Records for processing ->
------------------------
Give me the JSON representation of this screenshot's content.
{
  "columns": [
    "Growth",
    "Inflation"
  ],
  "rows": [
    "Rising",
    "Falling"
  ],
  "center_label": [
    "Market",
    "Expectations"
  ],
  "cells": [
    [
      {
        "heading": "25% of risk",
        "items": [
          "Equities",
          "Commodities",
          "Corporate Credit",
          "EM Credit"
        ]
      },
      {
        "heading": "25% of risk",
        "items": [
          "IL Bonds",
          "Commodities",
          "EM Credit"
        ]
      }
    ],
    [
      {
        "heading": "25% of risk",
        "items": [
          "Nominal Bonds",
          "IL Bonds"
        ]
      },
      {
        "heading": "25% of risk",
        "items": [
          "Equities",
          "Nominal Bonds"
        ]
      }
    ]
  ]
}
------------------------
Task statement -> Write all of the records out again exactly.

Result for this exercise ->
Give me the JSON representation of this screenshot's content.
{
  "columns": [
    "Growth",
    "Inflation"
  ],
  "rows": [
    "Rising",
    "Falling"
  ],
  "center_label": [
    "Market",
    "Expectations"
  ],
  "cells": [
    [
      {
        "heading": "25% of risk",
        "items": [
          "Equities",
          "Commodities",
          "Corporate Credit",
          "EM Credit"
        ]
      },
      {
        "heading": "25% of risk",
        "items": [
          "IL Bonds",
          "Commodities",
          "EM Credit"
        ]
      }
    ],
    [
      {
        "heading": "25% of risk",
        "items": [
          "Nominal Bonds",
          "IL Bonds"
        ]
      },
      {
        "heading": "25% of risk",
        "items": [
          "Equities",
          "Nominal Bonds"
        ]
      }
    ]
  ]
}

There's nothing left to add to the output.